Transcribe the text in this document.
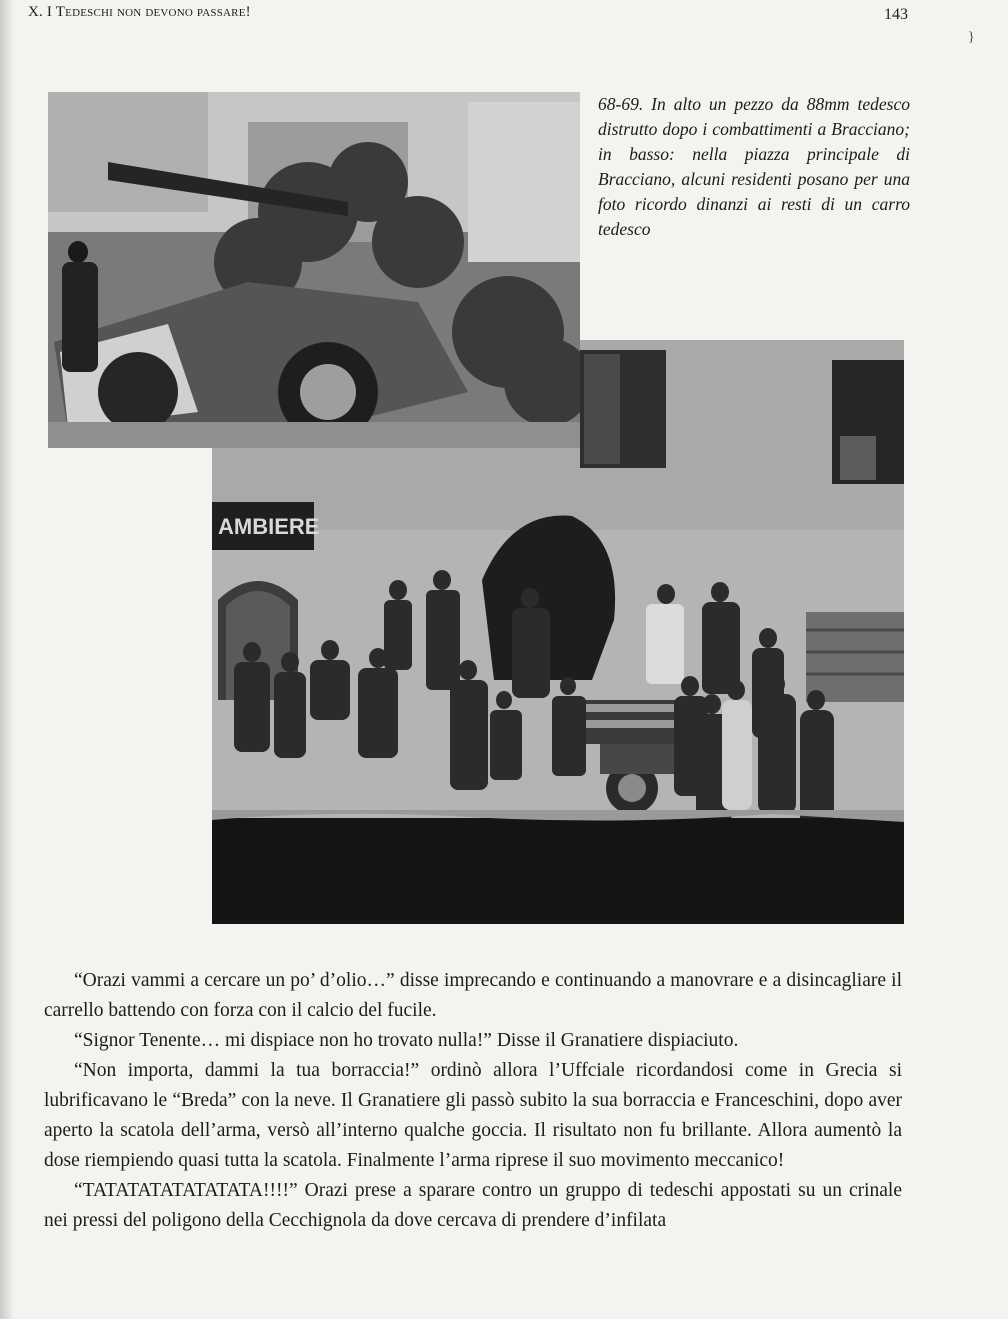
X. I Tedeschi non devono passare!	143
}
AMBIERE
68-69. In alto un pezzo da 88mm tedesco distrutto dopo i combattimenti a Bracciano; in basso: nella piazza principale di Bracciano, alcuni residenti posano per una foto ricordo dinanzi ai resti di un carro tedesco

“Orazi vammi a cercare un po’ d’olio…” disse imprecando e continuando a manovrare e a disincagliare il carrello battendo con forza con il calcio del fucile.

“Signor Tenente… mi dispiace non ho trovato nulla!” Disse il Granatiere dispiaciuto.

“Non importa, dammi la tua borraccia!” ordinò allora l’Uffciale ricordandosi come in Grecia si lubrificavano le “Breda” con la neve. Il Granatiere gli passò subito la sua borraccia e Franceschini, dopo aver aperto la scatola dell’arma, versò all’interno qualche goccia. Il risultato non fu brillante. Allora aumentò la dose riempiendo quasi tutta la scatola. Finalmente l’arma riprese il suo movimento meccanico!

“TATATATATATATATA!!!!” Orazi prese a sparare contro un gruppo di tedeschi appostati su un crinale nei pressi del poligono della Cecchignola da dove cercava di prendere d’infilata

------------------------------------------------

■ Written task
Give back every line exactly as it stands, pictures excluded.

■ Solution for this task
Transcribe the text in this document.
X. I Tedeschi non devono passare!	143
}
AMBIERE
68-69. In alto un pezzo da 88mm tedesco distrutto dopo i combattimenti a Bracciano; in basso: nella piazza principale di Bracciano, alcuni residenti posano per una foto ricordo dinanzi ai resti di un carro tedesco

“Orazi vammi a cercare un po’ d’olio…” disse imprecando e continuando a manovrare e a disincagliare il carrello battendo con forza con il calcio del fucile.

“Signor Tenente… mi dispiace non ho trovato nulla!” Disse il Granatiere dispiaciuto.

“Non importa, dammi la tua borraccia!” ordinò allora l’Uffciale ricordandosi come in Grecia si lubrificavano le “Breda” con la neve. Il Granatiere gli passò subito la sua borraccia e Franceschini, dopo aver aperto la scatola dell’arma, versò all’interno qualche goccia. Il risultato non fu brillante. Allora aumentò la dose riempiendo quasi tutta la scatola. Finalmente l’arma riprese il suo movimento meccanico!

“TATATATATATATATA!!!!” Orazi prese a sparare contro un gruppo di tedeschi appostati su un crinale nei pressi del poligono della Cecchignola da dove cercava di prendere d’infilata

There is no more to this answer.